Go through the data below. List every line that holds the word "true".

■ **Rows**
------------------------------------

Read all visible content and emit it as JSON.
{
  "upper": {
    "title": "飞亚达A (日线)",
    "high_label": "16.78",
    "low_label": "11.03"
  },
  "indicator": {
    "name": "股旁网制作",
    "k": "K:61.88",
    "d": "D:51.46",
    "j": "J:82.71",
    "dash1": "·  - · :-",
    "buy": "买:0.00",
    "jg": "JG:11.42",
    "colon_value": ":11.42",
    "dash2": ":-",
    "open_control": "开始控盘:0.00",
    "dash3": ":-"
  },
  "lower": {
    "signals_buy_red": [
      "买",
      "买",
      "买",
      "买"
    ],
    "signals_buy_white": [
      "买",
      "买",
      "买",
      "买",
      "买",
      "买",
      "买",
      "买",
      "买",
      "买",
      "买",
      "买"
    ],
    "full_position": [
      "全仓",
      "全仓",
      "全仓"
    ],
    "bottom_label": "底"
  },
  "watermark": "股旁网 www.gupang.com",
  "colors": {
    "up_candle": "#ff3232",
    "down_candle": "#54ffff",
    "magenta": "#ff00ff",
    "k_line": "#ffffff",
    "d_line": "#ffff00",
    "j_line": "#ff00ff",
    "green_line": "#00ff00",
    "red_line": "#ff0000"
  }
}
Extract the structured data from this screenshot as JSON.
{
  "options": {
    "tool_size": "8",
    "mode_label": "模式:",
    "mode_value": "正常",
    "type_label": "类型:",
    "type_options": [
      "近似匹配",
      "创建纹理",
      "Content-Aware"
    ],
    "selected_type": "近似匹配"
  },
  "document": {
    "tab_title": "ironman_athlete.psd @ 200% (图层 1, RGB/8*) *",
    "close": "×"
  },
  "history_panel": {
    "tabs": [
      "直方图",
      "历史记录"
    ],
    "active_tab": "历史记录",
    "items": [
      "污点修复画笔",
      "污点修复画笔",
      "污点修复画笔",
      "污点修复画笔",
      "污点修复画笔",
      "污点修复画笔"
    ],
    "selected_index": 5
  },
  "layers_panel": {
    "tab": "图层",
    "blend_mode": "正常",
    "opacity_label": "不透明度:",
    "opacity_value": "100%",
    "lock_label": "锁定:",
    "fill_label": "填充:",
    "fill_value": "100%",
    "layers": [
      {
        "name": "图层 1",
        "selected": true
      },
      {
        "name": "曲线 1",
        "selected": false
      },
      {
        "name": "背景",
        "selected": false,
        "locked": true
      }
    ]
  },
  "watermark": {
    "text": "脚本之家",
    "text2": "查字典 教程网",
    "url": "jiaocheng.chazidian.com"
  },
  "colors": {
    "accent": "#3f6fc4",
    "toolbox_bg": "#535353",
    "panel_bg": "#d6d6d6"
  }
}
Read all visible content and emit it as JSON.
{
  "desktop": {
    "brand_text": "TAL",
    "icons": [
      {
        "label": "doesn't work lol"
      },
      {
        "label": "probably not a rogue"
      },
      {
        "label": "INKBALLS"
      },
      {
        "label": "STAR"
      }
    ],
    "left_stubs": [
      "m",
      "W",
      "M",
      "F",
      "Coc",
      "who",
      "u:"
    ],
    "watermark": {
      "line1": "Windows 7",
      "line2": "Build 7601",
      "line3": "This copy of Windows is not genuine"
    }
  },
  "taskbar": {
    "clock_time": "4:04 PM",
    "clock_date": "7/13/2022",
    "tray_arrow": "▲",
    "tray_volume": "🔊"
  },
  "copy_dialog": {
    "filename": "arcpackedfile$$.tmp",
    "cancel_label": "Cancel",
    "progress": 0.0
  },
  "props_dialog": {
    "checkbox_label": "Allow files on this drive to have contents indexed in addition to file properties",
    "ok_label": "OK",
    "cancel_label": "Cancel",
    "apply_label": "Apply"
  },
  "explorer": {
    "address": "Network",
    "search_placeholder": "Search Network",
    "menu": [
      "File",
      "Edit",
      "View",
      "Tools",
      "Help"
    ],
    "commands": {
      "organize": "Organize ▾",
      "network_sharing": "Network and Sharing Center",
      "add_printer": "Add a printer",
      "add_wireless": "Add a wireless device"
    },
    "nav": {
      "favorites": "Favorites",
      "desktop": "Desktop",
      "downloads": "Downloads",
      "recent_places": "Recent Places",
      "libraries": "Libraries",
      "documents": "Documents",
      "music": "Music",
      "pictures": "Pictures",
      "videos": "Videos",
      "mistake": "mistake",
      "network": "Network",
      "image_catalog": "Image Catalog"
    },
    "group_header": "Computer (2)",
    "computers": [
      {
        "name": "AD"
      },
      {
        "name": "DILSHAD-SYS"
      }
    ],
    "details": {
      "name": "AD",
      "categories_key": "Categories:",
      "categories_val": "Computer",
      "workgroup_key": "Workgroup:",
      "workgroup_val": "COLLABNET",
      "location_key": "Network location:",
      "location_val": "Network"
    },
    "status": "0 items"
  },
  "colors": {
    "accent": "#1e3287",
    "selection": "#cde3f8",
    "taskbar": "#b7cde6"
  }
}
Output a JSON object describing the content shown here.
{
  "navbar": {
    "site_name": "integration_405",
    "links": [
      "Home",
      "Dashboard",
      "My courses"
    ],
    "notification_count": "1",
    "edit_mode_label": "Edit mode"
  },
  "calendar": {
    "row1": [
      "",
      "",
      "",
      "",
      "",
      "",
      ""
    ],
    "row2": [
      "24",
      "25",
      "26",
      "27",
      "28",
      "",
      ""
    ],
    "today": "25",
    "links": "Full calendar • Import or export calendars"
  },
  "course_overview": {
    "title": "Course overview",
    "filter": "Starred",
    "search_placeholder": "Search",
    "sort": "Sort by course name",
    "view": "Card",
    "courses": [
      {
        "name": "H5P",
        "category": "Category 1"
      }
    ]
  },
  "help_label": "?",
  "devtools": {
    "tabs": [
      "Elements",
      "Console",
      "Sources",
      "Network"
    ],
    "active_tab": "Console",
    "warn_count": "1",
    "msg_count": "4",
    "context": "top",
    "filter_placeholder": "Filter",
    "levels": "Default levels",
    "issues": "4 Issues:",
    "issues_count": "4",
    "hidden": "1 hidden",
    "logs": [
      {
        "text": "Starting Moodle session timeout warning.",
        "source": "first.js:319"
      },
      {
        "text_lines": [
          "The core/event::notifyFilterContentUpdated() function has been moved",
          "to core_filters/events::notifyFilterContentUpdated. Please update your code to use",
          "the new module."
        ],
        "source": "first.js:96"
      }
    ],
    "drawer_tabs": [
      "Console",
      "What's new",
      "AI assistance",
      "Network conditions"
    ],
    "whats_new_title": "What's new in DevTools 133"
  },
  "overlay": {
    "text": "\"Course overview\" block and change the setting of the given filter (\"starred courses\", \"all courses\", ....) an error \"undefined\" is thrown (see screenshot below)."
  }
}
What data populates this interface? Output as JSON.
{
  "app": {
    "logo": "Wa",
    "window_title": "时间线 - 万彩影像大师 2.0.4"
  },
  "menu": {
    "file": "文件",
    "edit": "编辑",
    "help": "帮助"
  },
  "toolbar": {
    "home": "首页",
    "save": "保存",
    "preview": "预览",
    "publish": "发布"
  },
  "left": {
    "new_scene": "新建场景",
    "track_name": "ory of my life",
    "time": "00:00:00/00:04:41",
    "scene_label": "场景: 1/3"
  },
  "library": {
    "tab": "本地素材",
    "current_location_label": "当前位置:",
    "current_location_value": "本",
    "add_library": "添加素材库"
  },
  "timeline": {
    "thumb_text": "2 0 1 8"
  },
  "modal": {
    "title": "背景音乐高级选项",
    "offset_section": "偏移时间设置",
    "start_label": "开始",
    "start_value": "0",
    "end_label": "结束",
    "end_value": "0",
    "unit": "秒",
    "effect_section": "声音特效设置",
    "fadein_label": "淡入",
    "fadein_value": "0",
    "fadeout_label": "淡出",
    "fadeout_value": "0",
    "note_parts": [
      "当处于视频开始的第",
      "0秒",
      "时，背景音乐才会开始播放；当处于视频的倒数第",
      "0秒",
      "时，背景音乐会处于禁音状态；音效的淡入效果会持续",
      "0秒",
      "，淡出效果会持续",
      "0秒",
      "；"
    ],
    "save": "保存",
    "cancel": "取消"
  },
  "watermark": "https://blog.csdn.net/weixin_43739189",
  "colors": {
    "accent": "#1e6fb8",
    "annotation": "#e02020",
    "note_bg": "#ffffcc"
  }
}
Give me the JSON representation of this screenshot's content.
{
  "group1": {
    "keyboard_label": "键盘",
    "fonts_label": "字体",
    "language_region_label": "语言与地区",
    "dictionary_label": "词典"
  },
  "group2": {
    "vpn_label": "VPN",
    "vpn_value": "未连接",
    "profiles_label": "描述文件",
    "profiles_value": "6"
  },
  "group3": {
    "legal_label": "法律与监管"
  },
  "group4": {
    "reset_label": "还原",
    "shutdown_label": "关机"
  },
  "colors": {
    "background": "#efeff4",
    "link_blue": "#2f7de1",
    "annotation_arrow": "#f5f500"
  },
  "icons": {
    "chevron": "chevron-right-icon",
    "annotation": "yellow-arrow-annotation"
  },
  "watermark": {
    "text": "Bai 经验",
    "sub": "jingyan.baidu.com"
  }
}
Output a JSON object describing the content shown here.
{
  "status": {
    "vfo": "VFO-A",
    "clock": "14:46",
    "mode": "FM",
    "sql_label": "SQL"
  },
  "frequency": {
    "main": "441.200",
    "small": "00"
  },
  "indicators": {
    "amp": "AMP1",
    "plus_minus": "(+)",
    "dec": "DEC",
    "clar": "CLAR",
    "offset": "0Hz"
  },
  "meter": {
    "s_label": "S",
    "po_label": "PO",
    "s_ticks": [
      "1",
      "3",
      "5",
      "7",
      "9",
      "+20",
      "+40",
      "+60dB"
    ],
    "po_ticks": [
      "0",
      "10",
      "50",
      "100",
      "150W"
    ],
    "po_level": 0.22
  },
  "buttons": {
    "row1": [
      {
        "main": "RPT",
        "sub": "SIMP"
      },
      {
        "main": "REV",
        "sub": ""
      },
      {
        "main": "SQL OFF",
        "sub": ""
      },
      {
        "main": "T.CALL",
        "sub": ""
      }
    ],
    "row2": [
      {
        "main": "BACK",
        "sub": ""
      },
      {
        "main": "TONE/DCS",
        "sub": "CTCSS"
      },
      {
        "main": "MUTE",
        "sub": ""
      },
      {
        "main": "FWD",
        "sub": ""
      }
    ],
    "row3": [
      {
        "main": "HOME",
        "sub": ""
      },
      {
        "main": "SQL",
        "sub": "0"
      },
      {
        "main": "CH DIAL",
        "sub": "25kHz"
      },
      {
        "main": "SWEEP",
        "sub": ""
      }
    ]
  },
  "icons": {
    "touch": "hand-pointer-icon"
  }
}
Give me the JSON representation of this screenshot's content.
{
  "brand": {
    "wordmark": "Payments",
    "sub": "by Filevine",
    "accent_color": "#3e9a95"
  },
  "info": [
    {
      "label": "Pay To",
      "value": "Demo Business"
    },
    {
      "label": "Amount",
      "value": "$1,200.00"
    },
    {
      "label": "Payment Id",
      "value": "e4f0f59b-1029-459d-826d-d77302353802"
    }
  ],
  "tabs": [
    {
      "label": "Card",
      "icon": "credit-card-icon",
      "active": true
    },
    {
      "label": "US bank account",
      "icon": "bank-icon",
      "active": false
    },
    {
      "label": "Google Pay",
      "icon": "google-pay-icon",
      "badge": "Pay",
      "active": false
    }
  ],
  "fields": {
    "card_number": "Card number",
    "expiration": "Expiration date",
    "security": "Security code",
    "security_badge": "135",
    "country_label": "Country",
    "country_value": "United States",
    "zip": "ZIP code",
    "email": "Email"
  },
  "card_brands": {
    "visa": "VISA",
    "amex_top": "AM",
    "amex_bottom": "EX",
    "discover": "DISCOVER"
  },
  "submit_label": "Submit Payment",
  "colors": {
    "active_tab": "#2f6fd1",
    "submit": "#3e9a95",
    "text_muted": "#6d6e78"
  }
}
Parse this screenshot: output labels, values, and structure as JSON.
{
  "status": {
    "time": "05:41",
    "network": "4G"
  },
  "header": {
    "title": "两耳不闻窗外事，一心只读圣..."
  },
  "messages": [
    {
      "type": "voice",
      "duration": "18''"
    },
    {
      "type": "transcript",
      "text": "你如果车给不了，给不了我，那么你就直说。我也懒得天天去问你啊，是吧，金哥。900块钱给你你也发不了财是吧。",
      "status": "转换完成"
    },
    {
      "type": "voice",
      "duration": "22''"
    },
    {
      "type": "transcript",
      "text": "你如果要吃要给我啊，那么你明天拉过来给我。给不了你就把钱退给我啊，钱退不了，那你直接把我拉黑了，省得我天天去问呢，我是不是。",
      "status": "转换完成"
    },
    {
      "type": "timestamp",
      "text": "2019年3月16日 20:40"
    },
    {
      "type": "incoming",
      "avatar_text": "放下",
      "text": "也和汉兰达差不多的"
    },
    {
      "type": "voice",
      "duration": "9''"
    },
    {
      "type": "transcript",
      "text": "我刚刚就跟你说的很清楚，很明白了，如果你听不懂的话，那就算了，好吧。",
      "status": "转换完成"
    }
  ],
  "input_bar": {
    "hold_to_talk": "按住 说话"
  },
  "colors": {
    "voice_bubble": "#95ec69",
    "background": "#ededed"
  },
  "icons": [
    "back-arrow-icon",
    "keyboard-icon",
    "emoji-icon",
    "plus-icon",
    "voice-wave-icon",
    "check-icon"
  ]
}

------------------------------------

■ **Result of the task**
        "selected": true
        "locked": true
      "active": true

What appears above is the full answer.